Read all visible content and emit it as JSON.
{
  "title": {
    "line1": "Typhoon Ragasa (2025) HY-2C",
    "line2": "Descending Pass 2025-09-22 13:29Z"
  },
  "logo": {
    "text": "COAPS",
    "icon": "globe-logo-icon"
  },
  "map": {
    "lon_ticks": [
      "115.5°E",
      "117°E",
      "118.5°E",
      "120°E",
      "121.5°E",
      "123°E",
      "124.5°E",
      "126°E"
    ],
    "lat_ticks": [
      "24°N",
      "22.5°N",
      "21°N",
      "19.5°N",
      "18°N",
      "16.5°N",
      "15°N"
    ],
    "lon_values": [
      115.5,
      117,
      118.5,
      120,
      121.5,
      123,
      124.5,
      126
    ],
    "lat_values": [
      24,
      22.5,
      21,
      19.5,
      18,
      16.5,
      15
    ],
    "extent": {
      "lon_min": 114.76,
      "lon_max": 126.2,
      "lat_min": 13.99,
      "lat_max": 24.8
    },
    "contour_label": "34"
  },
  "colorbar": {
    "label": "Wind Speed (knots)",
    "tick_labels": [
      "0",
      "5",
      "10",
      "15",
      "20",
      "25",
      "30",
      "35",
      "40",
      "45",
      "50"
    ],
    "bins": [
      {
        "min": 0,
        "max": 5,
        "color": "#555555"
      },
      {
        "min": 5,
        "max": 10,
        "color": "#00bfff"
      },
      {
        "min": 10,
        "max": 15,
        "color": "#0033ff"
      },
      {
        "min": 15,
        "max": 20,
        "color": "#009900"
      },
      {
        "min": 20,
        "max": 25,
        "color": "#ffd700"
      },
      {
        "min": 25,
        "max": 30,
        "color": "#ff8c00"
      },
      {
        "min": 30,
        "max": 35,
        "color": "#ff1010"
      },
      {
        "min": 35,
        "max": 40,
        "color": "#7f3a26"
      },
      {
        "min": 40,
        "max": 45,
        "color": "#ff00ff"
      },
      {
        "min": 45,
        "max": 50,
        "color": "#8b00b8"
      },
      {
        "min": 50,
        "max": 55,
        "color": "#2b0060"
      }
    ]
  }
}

--

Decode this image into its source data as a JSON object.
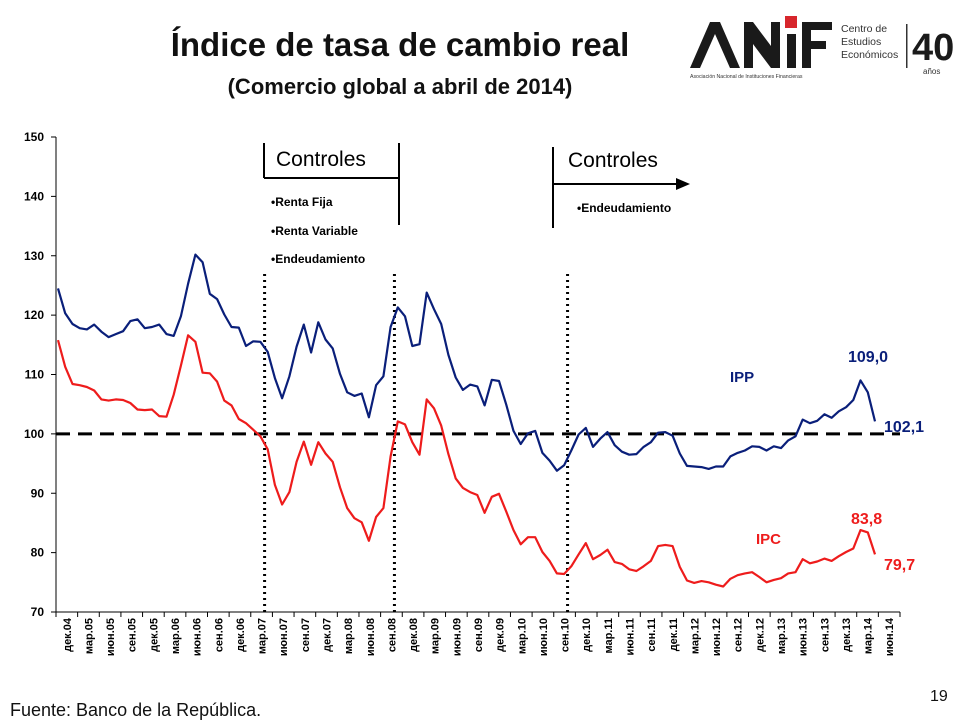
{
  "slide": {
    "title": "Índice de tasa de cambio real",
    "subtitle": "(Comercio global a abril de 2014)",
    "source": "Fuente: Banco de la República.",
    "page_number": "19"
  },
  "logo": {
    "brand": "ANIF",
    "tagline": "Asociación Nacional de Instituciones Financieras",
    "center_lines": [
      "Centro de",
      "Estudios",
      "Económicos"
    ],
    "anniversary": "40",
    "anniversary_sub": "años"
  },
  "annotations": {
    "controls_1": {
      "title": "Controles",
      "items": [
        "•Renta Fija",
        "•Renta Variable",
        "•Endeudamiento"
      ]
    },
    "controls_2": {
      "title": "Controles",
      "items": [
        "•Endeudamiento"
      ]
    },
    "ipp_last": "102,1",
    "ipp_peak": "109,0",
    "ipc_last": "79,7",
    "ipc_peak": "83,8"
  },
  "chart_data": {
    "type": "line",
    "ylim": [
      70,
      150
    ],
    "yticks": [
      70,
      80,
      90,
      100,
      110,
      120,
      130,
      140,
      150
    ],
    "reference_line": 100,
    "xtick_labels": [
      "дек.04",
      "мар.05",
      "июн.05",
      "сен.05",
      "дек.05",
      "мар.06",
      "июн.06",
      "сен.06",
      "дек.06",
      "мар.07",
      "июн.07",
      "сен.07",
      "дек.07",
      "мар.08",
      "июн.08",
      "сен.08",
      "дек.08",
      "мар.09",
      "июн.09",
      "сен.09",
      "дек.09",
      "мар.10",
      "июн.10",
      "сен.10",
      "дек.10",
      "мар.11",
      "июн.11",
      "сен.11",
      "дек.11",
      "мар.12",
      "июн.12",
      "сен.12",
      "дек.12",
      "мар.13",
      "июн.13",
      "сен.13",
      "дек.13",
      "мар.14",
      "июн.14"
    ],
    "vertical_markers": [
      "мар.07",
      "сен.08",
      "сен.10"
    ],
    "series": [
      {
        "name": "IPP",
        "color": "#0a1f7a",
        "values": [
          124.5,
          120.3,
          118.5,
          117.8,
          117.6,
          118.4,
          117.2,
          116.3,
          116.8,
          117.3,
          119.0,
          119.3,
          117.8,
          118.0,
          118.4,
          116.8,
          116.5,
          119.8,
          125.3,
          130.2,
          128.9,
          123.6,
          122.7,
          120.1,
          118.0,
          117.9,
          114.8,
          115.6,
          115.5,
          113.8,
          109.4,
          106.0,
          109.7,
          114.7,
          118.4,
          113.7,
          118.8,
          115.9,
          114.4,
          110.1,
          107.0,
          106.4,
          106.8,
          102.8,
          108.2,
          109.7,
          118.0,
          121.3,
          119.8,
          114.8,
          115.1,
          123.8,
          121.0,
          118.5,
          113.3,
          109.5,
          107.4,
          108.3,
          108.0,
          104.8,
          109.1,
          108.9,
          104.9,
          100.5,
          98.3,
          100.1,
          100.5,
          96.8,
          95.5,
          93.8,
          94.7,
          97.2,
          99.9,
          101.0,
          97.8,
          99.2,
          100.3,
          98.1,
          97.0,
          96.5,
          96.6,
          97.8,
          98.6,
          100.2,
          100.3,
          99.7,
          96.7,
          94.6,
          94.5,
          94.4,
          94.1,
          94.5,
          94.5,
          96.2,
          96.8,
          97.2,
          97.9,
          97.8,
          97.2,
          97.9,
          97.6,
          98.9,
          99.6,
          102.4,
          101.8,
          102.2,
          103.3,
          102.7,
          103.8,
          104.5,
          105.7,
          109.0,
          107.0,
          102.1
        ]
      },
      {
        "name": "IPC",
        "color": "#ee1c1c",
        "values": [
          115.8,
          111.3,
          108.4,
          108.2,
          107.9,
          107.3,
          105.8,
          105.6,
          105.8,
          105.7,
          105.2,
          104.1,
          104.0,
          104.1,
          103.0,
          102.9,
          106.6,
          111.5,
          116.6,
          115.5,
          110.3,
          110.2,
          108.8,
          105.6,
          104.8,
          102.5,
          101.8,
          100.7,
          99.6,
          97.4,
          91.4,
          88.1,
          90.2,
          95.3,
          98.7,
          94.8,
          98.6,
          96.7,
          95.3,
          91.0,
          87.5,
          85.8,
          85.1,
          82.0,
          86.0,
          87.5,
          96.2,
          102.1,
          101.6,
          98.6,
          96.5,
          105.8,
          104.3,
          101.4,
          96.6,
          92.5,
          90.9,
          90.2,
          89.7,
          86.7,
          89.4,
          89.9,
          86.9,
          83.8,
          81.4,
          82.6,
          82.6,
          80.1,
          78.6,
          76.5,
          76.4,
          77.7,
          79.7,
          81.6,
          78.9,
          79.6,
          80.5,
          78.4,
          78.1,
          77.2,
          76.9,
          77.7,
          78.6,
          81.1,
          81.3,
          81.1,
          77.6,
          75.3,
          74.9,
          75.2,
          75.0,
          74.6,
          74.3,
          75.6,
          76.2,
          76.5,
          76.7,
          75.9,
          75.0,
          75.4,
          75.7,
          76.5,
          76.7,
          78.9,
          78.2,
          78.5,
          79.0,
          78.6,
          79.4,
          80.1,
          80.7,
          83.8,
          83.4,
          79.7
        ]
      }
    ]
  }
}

### WHAT IS BEING ASKED
Determine how many lines include the word "source" and report that number by itself.

### TASK SOLUTION
2